DATA FOR THE TASK —
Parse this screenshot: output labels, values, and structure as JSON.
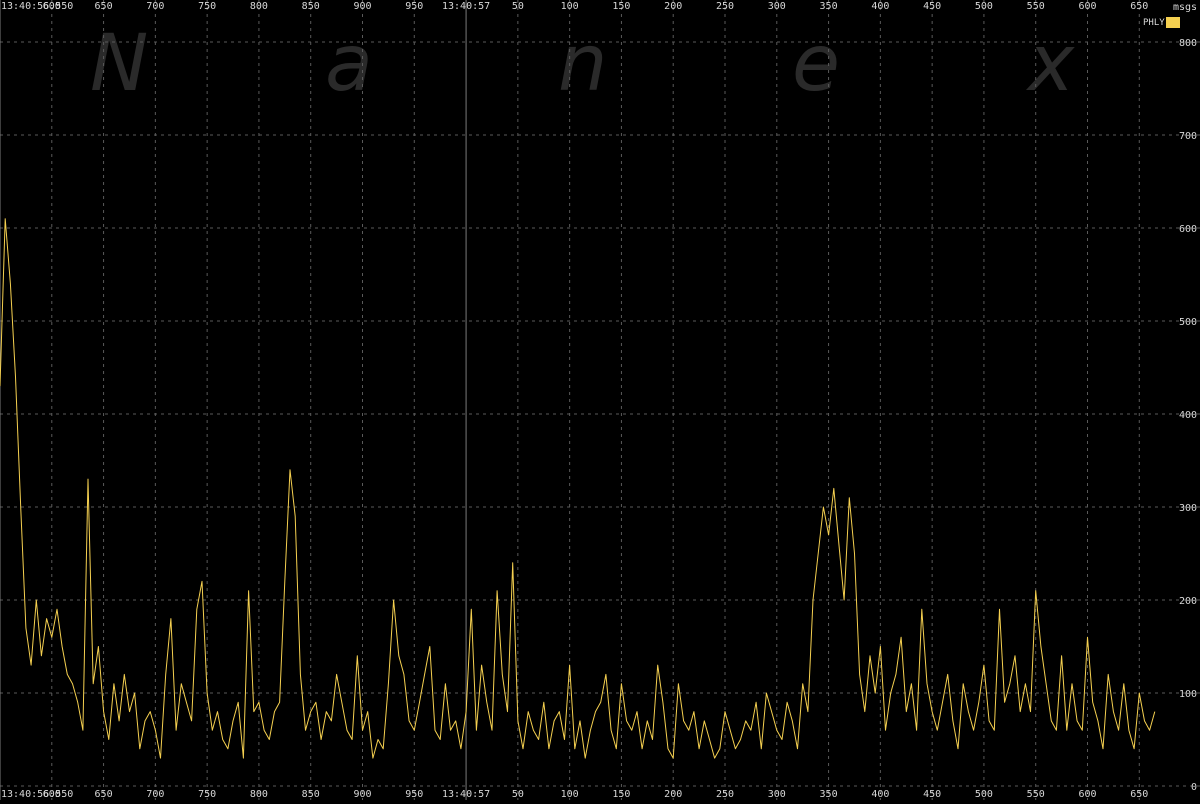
{
  "watermark": [
    "N",
    "a",
    "n",
    "e",
    "x"
  ],
  "chart_data": {
    "type": "line",
    "unit_label": "msgs",
    "ylim": [
      0,
      800
    ],
    "yticks": [
      0,
      100,
      200,
      300,
      400,
      500,
      600,
      700,
      800
    ],
    "grid": true,
    "grid_style": "dashed",
    "legend_placement": "top-right",
    "x_axis_labels": [
      "13:40:56.550",
      "600",
      "650",
      "700",
      "750",
      "800",
      "850",
      "900",
      "950",
      "13:40:57",
      "50",
      "100",
      "150",
      "200",
      "250",
      "300",
      "350",
      "400",
      "450",
      "500",
      "550",
      "600",
      "650"
    ],
    "x_axis_ms": [
      550,
      600,
      650,
      700,
      750,
      800,
      850,
      900,
      950,
      1000,
      1050,
      1100,
      1150,
      1200,
      1250,
      1300,
      1350,
      1400,
      1450,
      1500,
      1550,
      1600,
      1650
    ],
    "x_start_ms": 550,
    "x_end_ms": 1670,
    "series": [
      {
        "name": "PHLY",
        "color": "#f5d050",
        "x_ms": [
          550,
          555,
          560,
          565,
          570,
          575,
          580,
          585,
          590,
          595,
          600,
          605,
          610,
          615,
          620,
          625,
          630,
          635,
          640,
          645,
          650,
          655,
          660,
          665,
          670,
          675,
          680,
          685,
          690,
          695,
          700,
          705,
          710,
          715,
          720,
          725,
          730,
          735,
          740,
          745,
          750,
          755,
          760,
          765,
          770,
          775,
          780,
          785,
          790,
          795,
          800,
          805,
          810,
          815,
          820,
          825,
          830,
          835,
          840,
          845,
          850,
          855,
          860,
          865,
          870,
          875,
          880,
          885,
          890,
          895,
          900,
          905,
          910,
          915,
          920,
          925,
          930,
          935,
          940,
          945,
          950,
          955,
          960,
          965,
          970,
          975,
          980,
          985,
          990,
          995,
          1000,
          1005,
          1010,
          1015,
          1020,
          1025,
          1030,
          1035,
          1040,
          1045,
          1050,
          1055,
          1060,
          1065,
          1070,
          1075,
          1080,
          1085,
          1090,
          1095,
          1100,
          1105,
          1110,
          1115,
          1120,
          1125,
          1130,
          1135,
          1140,
          1145,
          1150,
          1155,
          1160,
          1165,
          1170,
          1175,
          1180,
          1185,
          1190,
          1195,
          1200,
          1205,
          1210,
          1215,
          1220,
          1225,
          1230,
          1235,
          1240,
          1245,
          1250,
          1255,
          1260,
          1265,
          1270,
          1275,
          1280,
          1285,
          1290,
          1295,
          1300,
          1305,
          1310,
          1315,
          1320,
          1325,
          1330,
          1335,
          1340,
          1345,
          1350,
          1355,
          1360,
          1365,
          1370,
          1375,
          1380,
          1385,
          1390,
          1395,
          1400,
          1405,
          1410,
          1415,
          1420,
          1425,
          1430,
          1435,
          1440,
          1445,
          1450,
          1455,
          1460,
          1465,
          1470,
          1475,
          1480,
          1485,
          1490,
          1495,
          1500,
          1505,
          1510,
          1515,
          1520,
          1525,
          1530,
          1535,
          1540,
          1545,
          1550,
          1555,
          1560,
          1565,
          1570,
          1575,
          1580,
          1585,
          1590,
          1595,
          1600,
          1605,
          1610,
          1615,
          1620,
          1625,
          1630,
          1635,
          1640,
          1645,
          1650,
          1655,
          1660,
          1665
        ],
        "values": [
          430,
          610,
          540,
          440,
          300,
          170,
          130,
          200,
          140,
          180,
          160,
          190,
          150,
          120,
          110,
          90,
          60,
          330,
          110,
          150,
          80,
          50,
          110,
          70,
          120,
          80,
          100,
          40,
          70,
          80,
          60,
          30,
          120,
          180,
          60,
          110,
          90,
          70,
          190,
          220,
          100,
          60,
          80,
          50,
          40,
          70,
          90,
          30,
          210,
          80,
          90,
          60,
          50,
          80,
          90,
          220,
          340,
          290,
          120,
          60,
          80,
          90,
          50,
          80,
          70,
          120,
          90,
          60,
          50,
          140,
          60,
          80,
          30,
          50,
          40,
          110,
          200,
          140,
          120,
          70,
          60,
          90,
          120,
          150,
          60,
          50,
          110,
          60,
          70,
          40,
          80,
          190,
          60,
          130,
          90,
          60,
          210,
          120,
          80,
          240,
          70,
          40,
          80,
          60,
          50,
          90,
          40,
          70,
          80,
          50,
          130,
          40,
          70,
          30,
          60,
          80,
          90,
          120,
          60,
          40,
          110,
          70,
          60,
          80,
          40,
          70,
          50,
          130,
          90,
          40,
          30,
          110,
          70,
          60,
          80,
          40,
          70,
          50,
          30,
          40,
          80,
          60,
          40,
          50,
          70,
          60,
          90,
          40,
          100,
          80,
          60,
          50,
          90,
          70,
          40,
          110,
          80,
          200,
          250,
          300,
          270,
          320,
          260,
          200,
          310,
          250,
          120,
          80,
          140,
          100,
          150,
          60,
          100,
          120,
          160,
          80,
          110,
          60,
          190,
          110,
          80,
          60,
          90,
          120,
          70,
          40,
          110,
          80,
          60,
          90,
          130,
          70,
          60,
          190,
          90,
          110,
          140,
          80,
          110,
          80,
          210,
          150,
          110,
          70,
          60,
          140,
          60,
          110,
          70,
          60,
          160,
          90,
          70,
          40,
          120,
          80,
          60,
          110,
          60,
          40,
          100,
          70,
          60,
          80,
          50,
          60,
          40,
          90
        ]
      }
    ]
  }
}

DIRECTIONS FOR THIS TASK — Repeat each entry exactly as given; no pictures belong in the copy.

OUTPUT BELOW —
Parse this screenshot: output labels, values, and structure as JSON.
{
  "watermark": [
    "N",
    "a",
    "n",
    "e",
    "x"
  ],
  "chart_data": {
    "type": "line",
    "unit_label": "msgs",
    "ylim": [
      0,
      800
    ],
    "yticks": [
      0,
      100,
      200,
      300,
      400,
      500,
      600,
      700,
      800
    ],
    "grid": true,
    "grid_style": "dashed",
    "legend_placement": "top-right",
    "x_axis_labels": [
      "13:40:56.550",
      "600",
      "650",
      "700",
      "750",
      "800",
      "850",
      "900",
      "950",
      "13:40:57",
      "50",
      "100",
      "150",
      "200",
      "250",
      "300",
      "350",
      "400",
      "450",
      "500",
      "550",
      "600",
      "650"
    ],
    "x_axis_ms": [
      550,
      600,
      650,
      700,
      750,
      800,
      850,
      900,
      950,
      1000,
      1050,
      1100,
      1150,
      1200,
      1250,
      1300,
      1350,
      1400,
      1450,
      1500,
      1550,
      1600,
      1650
    ],
    "x_start_ms": 550,
    "x_end_ms": 1670,
    "series": [
      {
        "name": "PHLY",
        "color": "#f5d050",
        "x_ms": [
          550,
          555,
          560,
          565,
          570,
          575,
          580,
          585,
          590,
          595,
          600,
          605,
          610,
          615,
          620,
          625,
          630,
          635,
          640,
          645,
          650,
          655,
          660,
          665,
          670,
          675,
          680,
          685,
          690,
          695,
          700,
          705,
          710,
          715,
          720,
          725,
          730,
          735,
          740,
          745,
          750,
          755,
          760,
          765,
          770,
          775,
          780,
          785,
          790,
          795,
          800,
          805,
          810,
          815,
          820,
          825,
          830,
          835,
          840,
          845,
          850,
          855,
          860,
          865,
          870,
          875,
          880,
          885,
          890,
          895,
          900,
          905,
          910,
          915,
          920,
          925,
          930,
          935,
          940,
          945,
          950,
          955,
          960,
          965,
          970,
          975,
          980,
          985,
          990,
          995,
          1000,
          1005,
          1010,
          1015,
          1020,
          1025,
          1030,
          1035,
          1040,
          1045,
          1050,
          1055,
          1060,
          1065,
          1070,
          1075,
          1080,
          1085,
          1090,
          1095,
          1100,
          1105,
          1110,
          1115,
          1120,
          1125,
          1130,
          1135,
          1140,
          1145,
          1150,
          1155,
          1160,
          1165,
          1170,
          1175,
          1180,
          1185,
          1190,
          1195,
          1200,
          1205,
          1210,
          1215,
          1220,
          1225,
          1230,
          1235,
          1240,
          1245,
          1250,
          1255,
          1260,
          1265,
          1270,
          1275,
          1280,
          1285,
          1290,
          1295,
          1300,
          1305,
          1310,
          1315,
          1320,
          1325,
          1330,
          1335,
          1340,
          1345,
          1350,
          1355,
          1360,
          1365,
          1370,
          1375,
          1380,
          1385,
          1390,
          1395,
          1400,
          1405,
          1410,
          1415,
          1420,
          1425,
          1430,
          1435,
          1440,
          1445,
          1450,
          1455,
          1460,
          1465,
          1470,
          1475,
          1480,
          1485,
          1490,
          1495,
          1500,
          1505,
          1510,
          1515,
          1520,
          1525,
          1530,
          1535,
          1540,
          1545,
          1550,
          1555,
          1560,
          1565,
          1570,
          1575,
          1580,
          1585,
          1590,
          1595,
          1600,
          1605,
          1610,
          1615,
          1620,
          1625,
          1630,
          1635,
          1640,
          1645,
          1650,
          1655,
          1660,
          1665
        ],
        "values": [
          430,
          610,
          540,
          440,
          300,
          170,
          130,
          200,
          140,
          180,
          160,
          190,
          150,
          120,
          110,
          90,
          60,
          330,
          110,
          150,
          80,
          50,
          110,
          70,
          120,
          80,
          100,
          40,
          70,
          80,
          60,
          30,
          120,
          180,
          60,
          110,
          90,
          70,
          190,
          220,
          100,
          60,
          80,
          50,
          40,
          70,
          90,
          30,
          210,
          80,
          90,
          60,
          50,
          80,
          90,
          220,
          340,
          290,
          120,
          60,
          80,
          90,
          50,
          80,
          70,
          120,
          90,
          60,
          50,
          140,
          60,
          80,
          30,
          50,
          40,
          110,
          200,
          140,
          120,
          70,
          60,
          90,
          120,
          150,
          60,
          50,
          110,
          60,
          70,
          40,
          80,
          190,
          60,
          130,
          90,
          60,
          210,
          120,
          80,
          240,
          70,
          40,
          80,
          60,
          50,
          90,
          40,
          70,
          80,
          50,
          130,
          40,
          70,
          30,
          60,
          80,
          90,
          120,
          60,
          40,
          110,
          70,
          60,
          80,
          40,
          70,
          50,
          130,
          90,
          40,
          30,
          110,
          70,
          60,
          80,
          40,
          70,
          50,
          30,
          40,
          80,
          60,
          40,
          50,
          70,
          60,
          90,
          40,
          100,
          80,
          60,
          50,
          90,
          70,
          40,
          110,
          80,
          200,
          250,
          300,
          270,
          320,
          260,
          200,
          310,
          250,
          120,
          80,
          140,
          100,
          150,
          60,
          100,
          120,
          160,
          80,
          110,
          60,
          190,
          110,
          80,
          60,
          90,
          120,
          70,
          40,
          110,
          80,
          60,
          90,
          130,
          70,
          60,
          190,
          90,
          110,
          140,
          80,
          110,
          80,
          210,
          150,
          110,
          70,
          60,
          140,
          60,
          110,
          70,
          60,
          160,
          90,
          70,
          40,
          120,
          80,
          60,
          110,
          60,
          40,
          100,
          70,
          60,
          80,
          50,
          60,
          40,
          90
        ]
      }
    ]
  }
}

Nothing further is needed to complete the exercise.